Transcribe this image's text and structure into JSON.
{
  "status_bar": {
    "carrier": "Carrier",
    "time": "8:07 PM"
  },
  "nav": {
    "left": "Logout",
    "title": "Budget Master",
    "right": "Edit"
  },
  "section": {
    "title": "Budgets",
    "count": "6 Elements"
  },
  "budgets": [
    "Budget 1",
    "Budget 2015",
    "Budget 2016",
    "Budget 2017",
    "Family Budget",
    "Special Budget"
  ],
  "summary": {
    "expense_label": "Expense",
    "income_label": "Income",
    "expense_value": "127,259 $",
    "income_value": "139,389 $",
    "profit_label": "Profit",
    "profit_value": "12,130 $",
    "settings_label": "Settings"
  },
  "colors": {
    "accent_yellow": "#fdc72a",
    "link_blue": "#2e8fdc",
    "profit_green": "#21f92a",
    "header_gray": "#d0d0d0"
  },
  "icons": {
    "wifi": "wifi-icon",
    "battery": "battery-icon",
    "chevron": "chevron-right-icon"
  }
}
::::::
SET TASK: Set down all of the data above, word for word.

WORKED ANSWER:
Transcribe this image's text and structure into JSON.
{
  "status_bar": {
    "carrier": "Carrier",
    "time": "8:07 PM"
  },
  "nav": {
    "left": "Logout",
    "title": "Budget Master",
    "right": "Edit"
  },
  "section": {
    "title": "Budgets",
    "count": "6 Elements"
  },
  "budgets": [
    "Budget 1",
    "Budget 2015",
    "Budget 2016",
    "Budget 2017",
    "Family Budget",
    "Special Budget"
  ],
  "summary": {
    "expense_label": "Expense",
    "income_label": "Income",
    "expense_value": "127,259 $",
    "income_value": "139,389 $",
    "profit_label": "Profit",
    "profit_value": "12,130 $",
    "settings_label": "Settings"
  },
  "colors": {
    "accent_yellow": "#fdc72a",
    "link_blue": "#2e8fdc",
    "profit_green": "#21f92a",
    "header_gray": "#d0d0d0"
  },
  "icons": {
    "wifi": "wifi-icon",
    "battery": "battery-icon",
    "chevron": "chevron-right-icon"
  }
}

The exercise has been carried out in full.